Exercise directions: Return all of the data exactly as written, without the pictures.

___ Source records ___

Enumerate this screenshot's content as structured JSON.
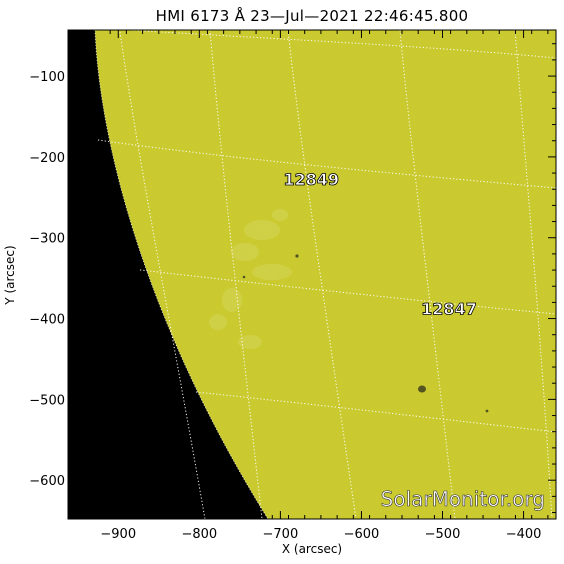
{
  "title": "HMI 6173 Å 23—Jul—2021  22:46:45.800",
  "x_axis": {
    "label": "X (arcsec)",
    "range": [
      -962,
      -360
    ],
    "ticks": [
      {
        "value": -900,
        "label": "−900"
      },
      {
        "value": -800,
        "label": "−800"
      },
      {
        "value": -700,
        "label": "−700"
      },
      {
        "value": -600,
        "label": "−600"
      },
      {
        "value": -500,
        "label": "−500"
      },
      {
        "value": -400,
        "label": "−400"
      }
    ]
  },
  "y_axis": {
    "label": "Y (arcsec)",
    "range": [
      -648,
      -43
    ],
    "ticks": [
      {
        "value": -100,
        "label": "−100"
      },
      {
        "value": -200,
        "label": "−200"
      },
      {
        "value": -300,
        "label": "−300"
      },
      {
        "value": -400,
        "label": "−400"
      },
      {
        "value": -500,
        "label": "−500"
      },
      {
        "value": -600,
        "label": "−600"
      }
    ]
  },
  "regions": [
    {
      "number": "12849",
      "x": -662,
      "y": -235
    },
    {
      "number": "12847",
      "x": -492,
      "y": -395
    }
  ],
  "watermark": "SolarMonitor.org",
  "colors": {
    "disk": "#cbcb2c",
    "space": "#000000",
    "grid": "#ffffff"
  }
}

___

Expected answer:
Enumerate this screenshot's content as structured JSON.
{
  "title": "HMI 6173 Å 23—Jul—2021  22:46:45.800",
  "x_axis": {
    "label": "X (arcsec)",
    "range": [
      -962,
      -360
    ],
    "ticks": [
      {
        "value": -900,
        "label": "−900"
      },
      {
        "value": -800,
        "label": "−800"
      },
      {
        "value": -700,
        "label": "−700"
      },
      {
        "value": -600,
        "label": "−600"
      },
      {
        "value": -500,
        "label": "−500"
      },
      {
        "value": -400,
        "label": "−400"
      }
    ]
  },
  "y_axis": {
    "label": "Y (arcsec)",
    "range": [
      -648,
      -43
    ],
    "ticks": [
      {
        "value": -100,
        "label": "−100"
      },
      {
        "value": -200,
        "label": "−200"
      },
      {
        "value": -300,
        "label": "−300"
      },
      {
        "value": -400,
        "label": "−400"
      },
      {
        "value": -500,
        "label": "−500"
      },
      {
        "value": -600,
        "label": "−600"
      }
    ]
  },
  "regions": [
    {
      "number": "12849",
      "x": -662,
      "y": -235
    },
    {
      "number": "12847",
      "x": -492,
      "y": -395
    }
  ],
  "watermark": "SolarMonitor.org",
  "colors": {
    "disk": "#cbcb2c",
    "space": "#000000",
    "grid": "#ffffff"
  }
}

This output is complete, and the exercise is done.